====== Supplied material ======
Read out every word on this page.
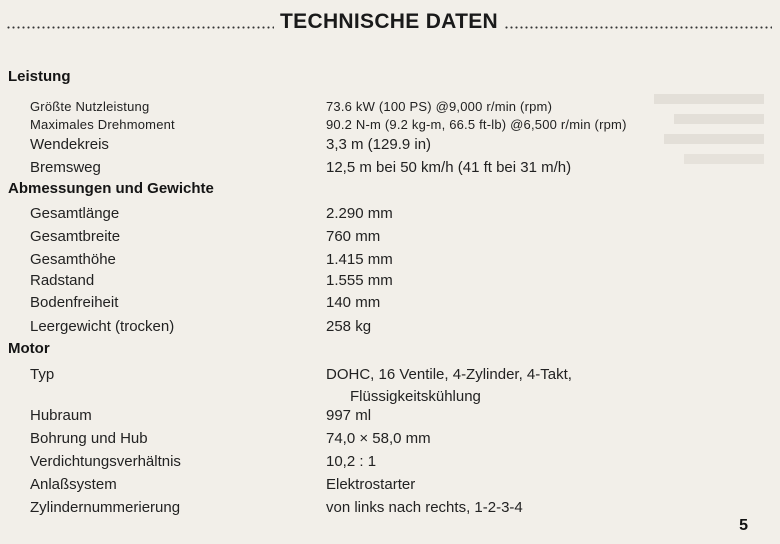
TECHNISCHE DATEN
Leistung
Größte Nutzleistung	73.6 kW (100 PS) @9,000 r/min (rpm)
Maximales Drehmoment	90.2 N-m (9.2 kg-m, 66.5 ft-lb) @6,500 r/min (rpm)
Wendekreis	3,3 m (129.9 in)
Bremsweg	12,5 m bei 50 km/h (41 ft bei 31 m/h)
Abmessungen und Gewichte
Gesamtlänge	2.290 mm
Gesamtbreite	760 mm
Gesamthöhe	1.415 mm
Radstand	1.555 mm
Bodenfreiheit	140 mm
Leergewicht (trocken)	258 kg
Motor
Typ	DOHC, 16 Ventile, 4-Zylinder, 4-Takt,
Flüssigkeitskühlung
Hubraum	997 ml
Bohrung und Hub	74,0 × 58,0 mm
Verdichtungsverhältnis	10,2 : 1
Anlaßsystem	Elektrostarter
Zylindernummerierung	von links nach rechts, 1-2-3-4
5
======
====== Supplied material ======
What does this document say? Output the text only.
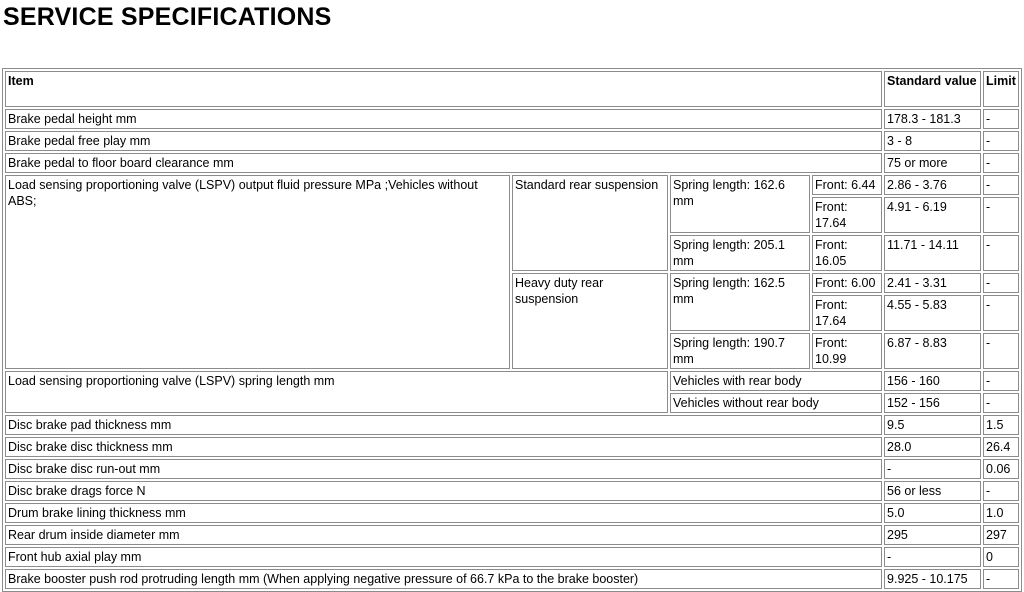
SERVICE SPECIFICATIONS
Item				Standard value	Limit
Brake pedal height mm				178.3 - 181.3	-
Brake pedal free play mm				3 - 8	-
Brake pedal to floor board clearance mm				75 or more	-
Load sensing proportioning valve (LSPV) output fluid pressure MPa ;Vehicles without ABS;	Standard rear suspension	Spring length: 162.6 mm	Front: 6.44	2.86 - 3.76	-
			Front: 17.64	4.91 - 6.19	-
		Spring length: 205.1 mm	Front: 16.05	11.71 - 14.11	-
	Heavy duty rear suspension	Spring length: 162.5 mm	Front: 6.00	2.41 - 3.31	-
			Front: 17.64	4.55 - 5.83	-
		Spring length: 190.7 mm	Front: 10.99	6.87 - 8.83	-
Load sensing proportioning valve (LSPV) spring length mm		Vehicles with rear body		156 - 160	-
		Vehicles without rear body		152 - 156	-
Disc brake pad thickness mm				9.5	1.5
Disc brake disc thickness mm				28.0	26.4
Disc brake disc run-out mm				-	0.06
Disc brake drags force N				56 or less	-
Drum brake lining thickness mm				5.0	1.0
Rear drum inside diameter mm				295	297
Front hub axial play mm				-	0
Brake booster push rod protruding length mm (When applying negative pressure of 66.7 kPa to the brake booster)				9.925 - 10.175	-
======
====== Supplied material ======
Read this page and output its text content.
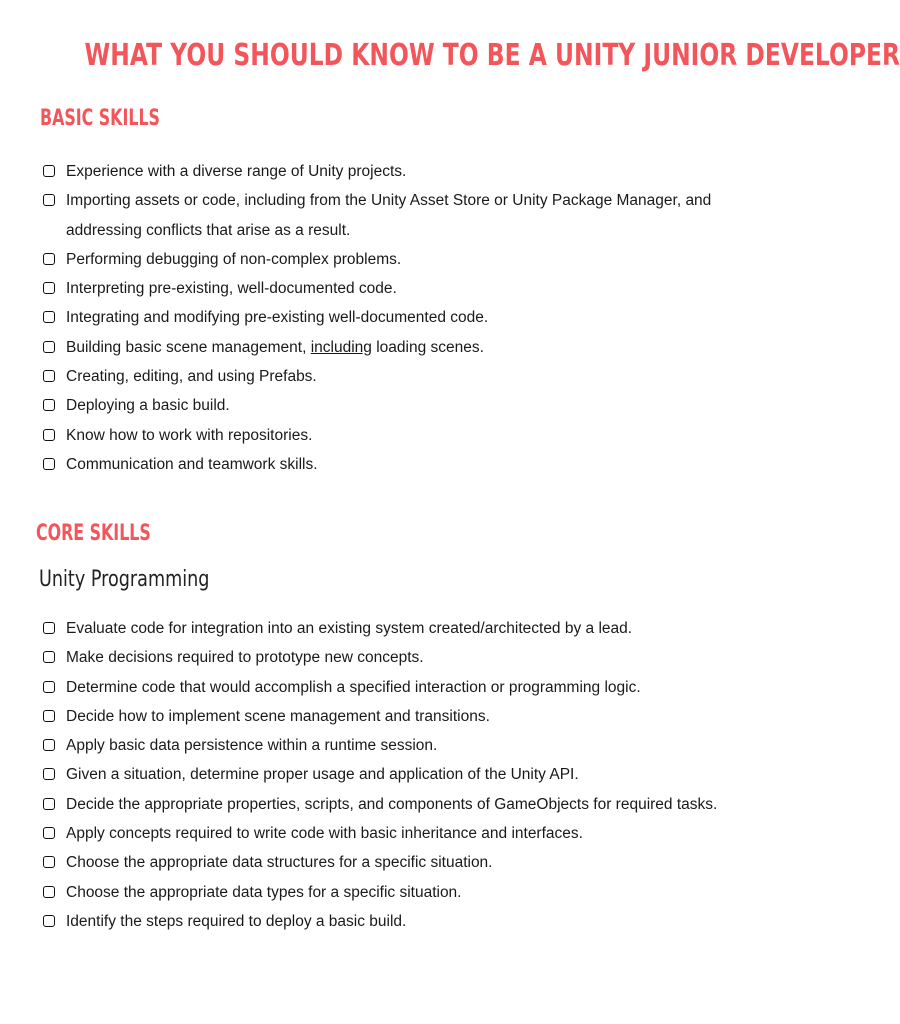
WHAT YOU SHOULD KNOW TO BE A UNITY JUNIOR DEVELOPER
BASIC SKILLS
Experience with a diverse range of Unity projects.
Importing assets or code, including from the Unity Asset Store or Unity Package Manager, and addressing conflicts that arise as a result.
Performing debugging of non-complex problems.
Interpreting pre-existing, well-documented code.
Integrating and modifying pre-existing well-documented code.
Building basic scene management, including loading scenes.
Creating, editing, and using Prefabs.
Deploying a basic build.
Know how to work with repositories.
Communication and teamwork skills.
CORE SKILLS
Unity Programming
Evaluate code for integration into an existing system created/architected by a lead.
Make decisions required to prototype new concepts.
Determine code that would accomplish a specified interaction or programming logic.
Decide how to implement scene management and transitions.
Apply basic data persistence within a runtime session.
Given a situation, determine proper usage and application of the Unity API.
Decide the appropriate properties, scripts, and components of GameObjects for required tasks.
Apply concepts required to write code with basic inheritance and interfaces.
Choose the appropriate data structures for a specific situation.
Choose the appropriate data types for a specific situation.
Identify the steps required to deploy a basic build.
======
### Brief
Report how many lines contain "required". Give nothing but the number.

### Task result
4